<<<<

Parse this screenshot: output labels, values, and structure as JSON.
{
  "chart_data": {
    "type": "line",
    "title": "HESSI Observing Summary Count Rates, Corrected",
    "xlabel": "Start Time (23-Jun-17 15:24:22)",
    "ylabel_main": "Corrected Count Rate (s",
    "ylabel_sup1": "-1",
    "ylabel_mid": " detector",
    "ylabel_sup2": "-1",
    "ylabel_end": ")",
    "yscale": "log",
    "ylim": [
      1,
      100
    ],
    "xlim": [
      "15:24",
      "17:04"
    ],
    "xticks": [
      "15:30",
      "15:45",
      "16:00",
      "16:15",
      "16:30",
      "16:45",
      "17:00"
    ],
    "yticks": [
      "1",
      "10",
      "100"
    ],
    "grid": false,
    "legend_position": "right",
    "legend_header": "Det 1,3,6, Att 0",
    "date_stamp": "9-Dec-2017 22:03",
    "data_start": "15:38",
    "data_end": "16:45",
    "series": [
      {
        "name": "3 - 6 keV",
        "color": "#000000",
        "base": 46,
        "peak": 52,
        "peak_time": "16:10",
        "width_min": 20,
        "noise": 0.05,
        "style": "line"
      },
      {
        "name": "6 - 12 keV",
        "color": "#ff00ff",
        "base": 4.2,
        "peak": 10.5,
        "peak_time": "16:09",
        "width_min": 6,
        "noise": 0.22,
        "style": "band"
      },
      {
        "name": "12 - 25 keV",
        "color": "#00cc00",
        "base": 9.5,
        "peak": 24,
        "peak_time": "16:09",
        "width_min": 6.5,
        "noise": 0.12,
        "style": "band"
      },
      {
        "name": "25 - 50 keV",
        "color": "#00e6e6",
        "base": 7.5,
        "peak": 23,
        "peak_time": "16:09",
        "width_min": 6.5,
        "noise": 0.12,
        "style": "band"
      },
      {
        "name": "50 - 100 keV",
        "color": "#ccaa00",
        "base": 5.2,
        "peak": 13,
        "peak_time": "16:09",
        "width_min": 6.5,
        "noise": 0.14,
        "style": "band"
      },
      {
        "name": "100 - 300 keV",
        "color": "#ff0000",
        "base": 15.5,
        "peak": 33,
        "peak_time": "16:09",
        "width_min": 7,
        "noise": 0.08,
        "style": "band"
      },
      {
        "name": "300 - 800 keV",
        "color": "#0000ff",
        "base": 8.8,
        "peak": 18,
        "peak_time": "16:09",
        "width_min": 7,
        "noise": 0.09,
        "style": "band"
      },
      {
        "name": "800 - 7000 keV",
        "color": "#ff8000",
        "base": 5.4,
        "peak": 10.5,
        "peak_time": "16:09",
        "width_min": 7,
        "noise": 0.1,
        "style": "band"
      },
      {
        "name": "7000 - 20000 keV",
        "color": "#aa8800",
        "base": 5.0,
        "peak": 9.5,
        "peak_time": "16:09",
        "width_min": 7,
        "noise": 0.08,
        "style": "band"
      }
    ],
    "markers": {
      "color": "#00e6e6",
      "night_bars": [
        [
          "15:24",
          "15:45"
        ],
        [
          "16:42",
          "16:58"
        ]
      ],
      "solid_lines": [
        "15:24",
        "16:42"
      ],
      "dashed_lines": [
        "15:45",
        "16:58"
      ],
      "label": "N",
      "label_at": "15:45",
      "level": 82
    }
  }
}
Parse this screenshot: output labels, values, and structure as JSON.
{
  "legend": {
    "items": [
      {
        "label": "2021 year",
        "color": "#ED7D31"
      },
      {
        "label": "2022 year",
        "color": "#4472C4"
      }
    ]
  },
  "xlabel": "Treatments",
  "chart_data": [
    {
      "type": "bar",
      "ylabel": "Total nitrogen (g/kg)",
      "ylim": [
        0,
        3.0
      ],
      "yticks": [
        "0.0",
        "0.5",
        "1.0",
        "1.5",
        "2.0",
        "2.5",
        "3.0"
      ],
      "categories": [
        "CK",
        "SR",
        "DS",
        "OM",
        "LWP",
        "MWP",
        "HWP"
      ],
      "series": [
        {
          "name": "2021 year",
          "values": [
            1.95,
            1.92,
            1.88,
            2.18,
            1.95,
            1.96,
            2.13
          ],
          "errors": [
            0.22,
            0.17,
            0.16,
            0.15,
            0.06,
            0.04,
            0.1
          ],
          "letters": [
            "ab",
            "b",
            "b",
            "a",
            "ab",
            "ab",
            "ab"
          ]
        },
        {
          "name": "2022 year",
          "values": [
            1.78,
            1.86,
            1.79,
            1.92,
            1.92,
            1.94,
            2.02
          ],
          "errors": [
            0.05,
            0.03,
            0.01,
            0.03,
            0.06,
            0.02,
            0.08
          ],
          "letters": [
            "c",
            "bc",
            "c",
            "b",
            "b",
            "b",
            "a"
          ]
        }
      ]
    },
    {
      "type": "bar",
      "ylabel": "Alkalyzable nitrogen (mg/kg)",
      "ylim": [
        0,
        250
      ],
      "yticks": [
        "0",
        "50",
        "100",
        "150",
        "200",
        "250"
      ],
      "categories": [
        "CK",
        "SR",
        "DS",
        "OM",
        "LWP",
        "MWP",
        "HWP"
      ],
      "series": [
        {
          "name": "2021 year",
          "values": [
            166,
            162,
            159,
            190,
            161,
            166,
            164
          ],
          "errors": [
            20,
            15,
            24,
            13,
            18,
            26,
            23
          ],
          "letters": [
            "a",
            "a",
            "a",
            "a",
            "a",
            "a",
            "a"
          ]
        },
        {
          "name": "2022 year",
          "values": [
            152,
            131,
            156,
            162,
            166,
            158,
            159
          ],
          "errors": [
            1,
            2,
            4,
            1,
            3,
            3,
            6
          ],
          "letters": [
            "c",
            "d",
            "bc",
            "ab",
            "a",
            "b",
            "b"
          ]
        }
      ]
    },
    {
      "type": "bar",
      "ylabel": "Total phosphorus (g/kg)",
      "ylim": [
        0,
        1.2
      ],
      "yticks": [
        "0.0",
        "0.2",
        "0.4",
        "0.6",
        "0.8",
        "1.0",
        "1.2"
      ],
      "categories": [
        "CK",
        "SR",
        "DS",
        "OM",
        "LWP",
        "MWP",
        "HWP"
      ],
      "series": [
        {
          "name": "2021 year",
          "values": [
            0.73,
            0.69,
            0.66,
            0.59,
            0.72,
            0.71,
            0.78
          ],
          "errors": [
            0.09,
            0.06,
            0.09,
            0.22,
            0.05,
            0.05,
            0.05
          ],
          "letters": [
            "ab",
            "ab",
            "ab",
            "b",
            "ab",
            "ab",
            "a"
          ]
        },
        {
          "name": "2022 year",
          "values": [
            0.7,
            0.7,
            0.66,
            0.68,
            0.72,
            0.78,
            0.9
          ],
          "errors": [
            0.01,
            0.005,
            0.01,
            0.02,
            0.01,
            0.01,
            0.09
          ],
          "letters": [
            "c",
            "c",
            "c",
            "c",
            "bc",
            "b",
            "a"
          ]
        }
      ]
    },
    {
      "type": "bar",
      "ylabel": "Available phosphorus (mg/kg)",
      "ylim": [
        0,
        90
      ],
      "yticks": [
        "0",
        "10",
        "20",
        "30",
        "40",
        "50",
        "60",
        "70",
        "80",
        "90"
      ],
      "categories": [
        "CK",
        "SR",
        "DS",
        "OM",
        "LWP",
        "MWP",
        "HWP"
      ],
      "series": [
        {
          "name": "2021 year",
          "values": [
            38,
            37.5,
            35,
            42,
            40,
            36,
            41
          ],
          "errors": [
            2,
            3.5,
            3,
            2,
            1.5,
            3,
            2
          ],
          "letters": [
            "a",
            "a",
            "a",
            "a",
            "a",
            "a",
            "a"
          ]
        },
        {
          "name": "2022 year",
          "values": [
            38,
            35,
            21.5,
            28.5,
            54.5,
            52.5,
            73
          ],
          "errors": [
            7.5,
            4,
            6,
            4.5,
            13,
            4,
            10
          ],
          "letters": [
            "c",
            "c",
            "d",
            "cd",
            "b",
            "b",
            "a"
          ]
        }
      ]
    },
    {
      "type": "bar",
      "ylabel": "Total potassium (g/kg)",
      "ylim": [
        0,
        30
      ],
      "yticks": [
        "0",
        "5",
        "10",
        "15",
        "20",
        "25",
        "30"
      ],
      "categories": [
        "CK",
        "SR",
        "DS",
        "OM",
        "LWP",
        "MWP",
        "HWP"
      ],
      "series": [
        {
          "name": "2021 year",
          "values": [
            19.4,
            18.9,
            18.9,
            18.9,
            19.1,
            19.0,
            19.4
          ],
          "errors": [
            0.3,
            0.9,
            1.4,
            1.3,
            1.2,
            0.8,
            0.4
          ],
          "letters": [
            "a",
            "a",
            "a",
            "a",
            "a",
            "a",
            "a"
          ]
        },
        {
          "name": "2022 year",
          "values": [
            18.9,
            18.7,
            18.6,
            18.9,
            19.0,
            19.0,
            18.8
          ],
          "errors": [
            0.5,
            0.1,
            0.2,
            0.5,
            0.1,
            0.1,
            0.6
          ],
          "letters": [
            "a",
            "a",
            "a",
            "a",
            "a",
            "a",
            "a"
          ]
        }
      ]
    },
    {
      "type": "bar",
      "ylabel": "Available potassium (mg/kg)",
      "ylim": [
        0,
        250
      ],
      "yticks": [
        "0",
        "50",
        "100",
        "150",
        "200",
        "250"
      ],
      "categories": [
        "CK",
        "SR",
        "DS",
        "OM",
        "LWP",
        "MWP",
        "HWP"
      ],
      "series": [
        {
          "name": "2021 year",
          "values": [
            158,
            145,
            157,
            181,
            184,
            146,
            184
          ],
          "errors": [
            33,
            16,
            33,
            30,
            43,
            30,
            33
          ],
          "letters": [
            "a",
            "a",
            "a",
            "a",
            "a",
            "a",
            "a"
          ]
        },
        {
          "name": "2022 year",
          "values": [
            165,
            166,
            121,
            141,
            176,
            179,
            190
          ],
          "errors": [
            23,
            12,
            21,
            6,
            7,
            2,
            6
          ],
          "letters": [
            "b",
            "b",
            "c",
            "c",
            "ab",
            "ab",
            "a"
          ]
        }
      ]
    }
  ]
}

>>>>

> Exercise directions:
Extract every line that has the string "phosphorus" in it.

> Solution for this task:
      "ylabel": "Total phosphorus (g/kg)",
      "ylabel": "Available phosphorus (mg/kg)",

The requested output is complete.